→ **Information provided**
• • • • • • •

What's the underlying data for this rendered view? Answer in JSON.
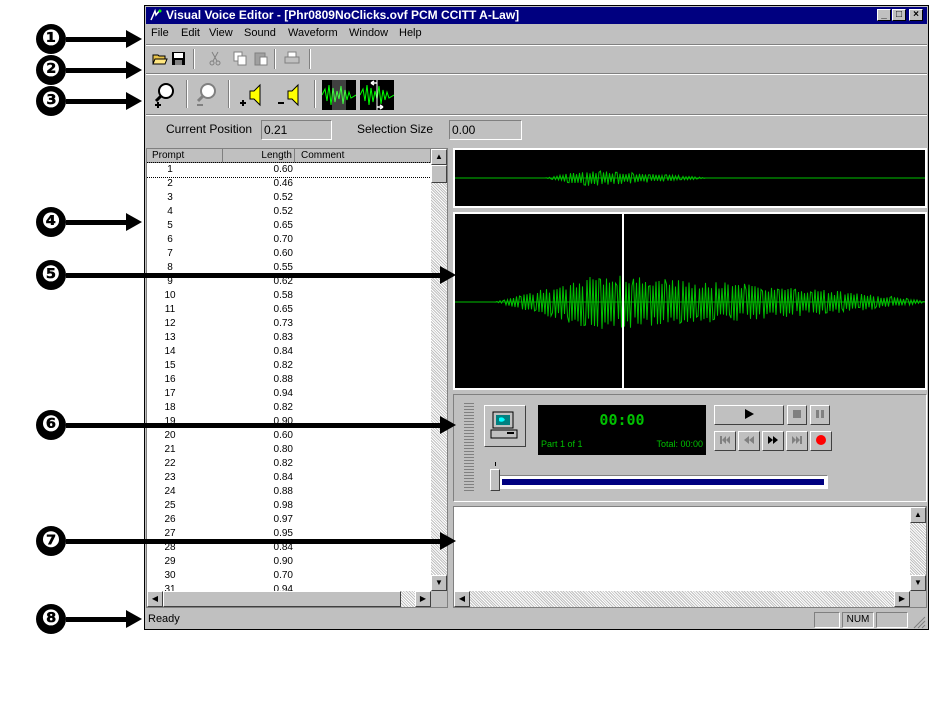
{
  "window": {
    "title": "Visual Voice Editor - [Phr0809NoClicks.ovf PCM CCITT A-Law]",
    "minimize": "_",
    "restore": "□",
    "close": "×"
  },
  "menu": [
    "File",
    "Edit",
    "View",
    "Sound",
    "Waveform",
    "Window",
    "Help"
  ],
  "toolbar": {
    "icons": [
      "open-icon",
      "save-icon",
      "cut-icon",
      "copy-icon",
      "paste-icon",
      "print-icon"
    ]
  },
  "wave_toolbar": {
    "icons": [
      "zoom-in-icon",
      "zoom-out-icon",
      "volume-up-icon",
      "volume-down-icon",
      "select-waveform-icon",
      "expand-selection-icon"
    ]
  },
  "fields": {
    "current_position_label": "Current Position",
    "current_position_value": "0.21",
    "selection_size_label": "Selection Size",
    "selection_size_value": "0.00"
  },
  "prompt_list": {
    "headers": [
      "Prompt",
      "Length",
      "Comment"
    ],
    "rows": [
      [
        "1",
        "0.60"
      ],
      [
        "2",
        "0.46"
      ],
      [
        "3",
        "0.52"
      ],
      [
        "4",
        "0.52"
      ],
      [
        "5",
        "0.65"
      ],
      [
        "6",
        "0.70"
      ],
      [
        "7",
        "0.60"
      ],
      [
        "8",
        "0.55"
      ],
      [
        "9",
        "0.62"
      ],
      [
        "10",
        "0.58"
      ],
      [
        "11",
        "0.65"
      ],
      [
        "12",
        "0.73"
      ],
      [
        "13",
        "0.83"
      ],
      [
        "14",
        "0.84"
      ],
      [
        "15",
        "0.82"
      ],
      [
        "16",
        "0.88"
      ],
      [
        "17",
        "0.94"
      ],
      [
        "18",
        "0.82"
      ],
      [
        "19",
        "0.90"
      ],
      [
        "20",
        "0.60"
      ],
      [
        "21",
        "0.80"
      ],
      [
        "22",
        "0.82"
      ],
      [
        "23",
        "0.84"
      ],
      [
        "24",
        "0.88"
      ],
      [
        "25",
        "0.98"
      ],
      [
        "26",
        "0.97"
      ],
      [
        "27",
        "0.95"
      ],
      [
        "28",
        "0.84"
      ],
      [
        "29",
        "0.90"
      ],
      [
        "30",
        "0.70"
      ],
      [
        "31",
        "0.94"
      ]
    ]
  },
  "player": {
    "time": "00:00",
    "part": "Part 1 of 1",
    "total": "Total: 00:00",
    "progress": 0,
    "lcd_color": "#00c000"
  },
  "statusbar": {
    "text": "Ready",
    "num": "NUM"
  },
  "callouts": [
    "❶",
    "❷",
    "❸",
    "❹",
    "❺",
    "❻",
    "❼",
    "❽"
  ],
  "colors": {
    "title_bar": "#000080",
    "waveform": "#00c000",
    "cursor": "#ffffff",
    "record": "#ff0000",
    "seek_bar": "#000080"
  }
}
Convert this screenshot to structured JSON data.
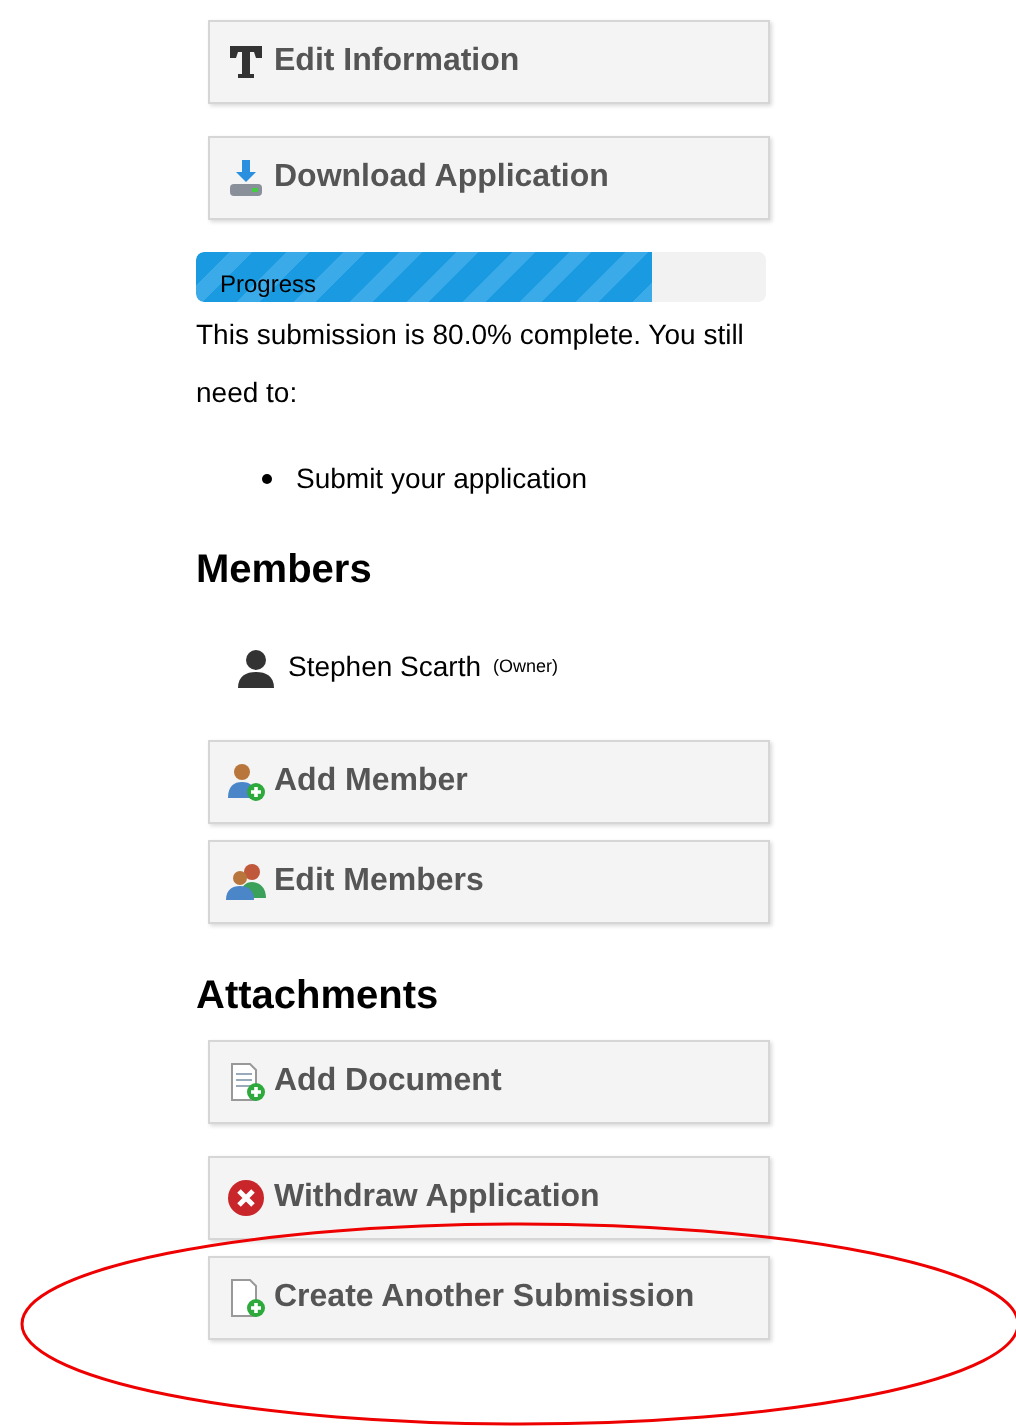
{
  "actions": [
    {
      "label": "Edit Information",
      "kind": "text"
    },
    {
      "label": "Download Application",
      "kind": "download"
    }
  ],
  "progress": {
    "label": "Progress",
    "level": 0.8
  },
  "status_text": "This submission is 80.0% complete. You still need to:",
  "todo": [
    "Submit your application"
  ],
  "members": {
    "heading": "Members",
    "people": [
      {
        "name": "Stephen Scarth",
        "role": "(Owner)"
      }
    ],
    "buttons": [
      {
        "label": "Add Member",
        "kind": "add-user"
      },
      {
        "label": "Edit Members",
        "kind": "users"
      }
    ]
  },
  "attachments": {
    "heading": "Attachments",
    "buttons": [
      {
        "label": "Add Document",
        "kind": "add-document"
      },
      {
        "label": "Withdraw Application",
        "kind": "remove"
      },
      {
        "label": "Create Another Submission",
        "kind": "new-document",
        "circled": true
      }
    ]
  }
}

• • • • • • •

Repeat the material above in full and exactly, apart from the pictures.

→ **Solution**
What's the underlying data for this rendered view? Answer in JSON.
{
  "window": {
    "title": "Visual Voice Editor - [Phr0809NoClicks.ovf PCM CCITT A-Law]",
    "minimize": "_",
    "restore": "□",
    "close": "×"
  },
  "menu": [
    "File",
    "Edit",
    "View",
    "Sound",
    "Waveform",
    "Window",
    "Help"
  ],
  "toolbar": {
    "icons": [
      "open-icon",
      "save-icon",
      "cut-icon",
      "copy-icon",
      "paste-icon",
      "print-icon"
    ]
  },
  "wave_toolbar": {
    "icons": [
      "zoom-in-icon",
      "zoom-out-icon",
      "volume-up-icon",
      "volume-down-icon",
      "select-waveform-icon",
      "expand-selection-icon"
    ]
  },
  "fields": {
    "current_position_label": "Current Position",
    "current_position_value": "0.21",
    "selection_size_label": "Selection Size",
    "selection_size_value": "0.00"
  },
  "prompt_list": {
    "headers": [
      "Prompt",
      "Length",
      "Comment"
    ],
    "rows": [
      [
        "1",
        "0.60"
      ],
      [
        "2",
        "0.46"
      ],
      [
        "3",
        "0.52"
      ],
      [
        "4",
        "0.52"
      ],
      [
        "5",
        "0.65"
      ],
      [
        "6",
        "0.70"
      ],
      [
        "7",
        "0.60"
      ],
      [
        "8",
        "0.55"
      ],
      [
        "9",
        "0.62"
      ],
      [
        "10",
        "0.58"
      ],
      [
        "11",
        "0.65"
      ],
      [
        "12",
        "0.73"
      ],
      [
        "13",
        "0.83"
      ],
      [
        "14",
        "0.84"
      ],
      [
        "15",
        "0.82"
      ],
      [
        "16",
        "0.88"
      ],
      [
        "17",
        "0.94"
      ],
      [
        "18",
        "0.82"
      ],
      [
        "19",
        "0.90"
      ],
      [
        "20",
        "0.60"
      ],
      [
        "21",
        "0.80"
      ],
      [
        "22",
        "0.82"
      ],
      [
        "23",
        "0.84"
      ],
      [
        "24",
        "0.88"
      ],
      [
        "25",
        "0.98"
      ],
      [
        "26",
        "0.97"
      ],
      [
        "27",
        "0.95"
      ],
      [
        "28",
        "0.84"
      ],
      [
        "29",
        "0.90"
      ],
      [
        "30",
        "0.70"
      ],
      [
        "31",
        "0.94"
      ]
    ]
  },
  "player": {
    "time": "00:00",
    "part": "Part 1 of 1",
    "total": "Total: 00:00",
    "progress": 0,
    "lcd_color": "#00c000"
  },
  "statusbar": {
    "text": "Ready",
    "num": "NUM"
  },
  "callouts": [
    "❶",
    "❷",
    "❸",
    "❹",
    "❺",
    "❻",
    "❼",
    "❽"
  ],
  "colors": {
    "title_bar": "#000080",
    "waveform": "#00c000",
    "cursor": "#ffffff",
    "record": "#ff0000",
    "seek_bar": "#000080"
  }
}
Convert this screenshot to structured JSON data.
{
  "actions": [
    {
      "label": "Edit Information",
      "kind": "text"
    },
    {
      "label": "Download Application",
      "kind": "download"
    }
  ],
  "progress": {
    "label": "Progress",
    "level": 0.8
  },
  "status_text": "This submission is 80.0% complete. You still need to:",
  "todo": [
    "Submit your application"
  ],
  "members": {
    "heading": "Members",
    "people": [
      {
        "name": "Stephen Scarth",
        "role": "(Owner)"
      }
    ],
    "buttons": [
      {
        "label": "Add Member",
        "kind": "add-user"
      },
      {
        "label": "Edit Members",
        "kind": "users"
      }
    ]
  },
  "attachments": {
    "heading": "Attachments",
    "buttons": [
      {
        "label": "Add Document",
        "kind": "add-document"
      },
      {
        "label": "Withdraw Application",
        "kind": "remove"
      },
      {
        "label": "Create Another Submission",
        "kind": "new-document",
        "circled": true
      }
    ]
  }
}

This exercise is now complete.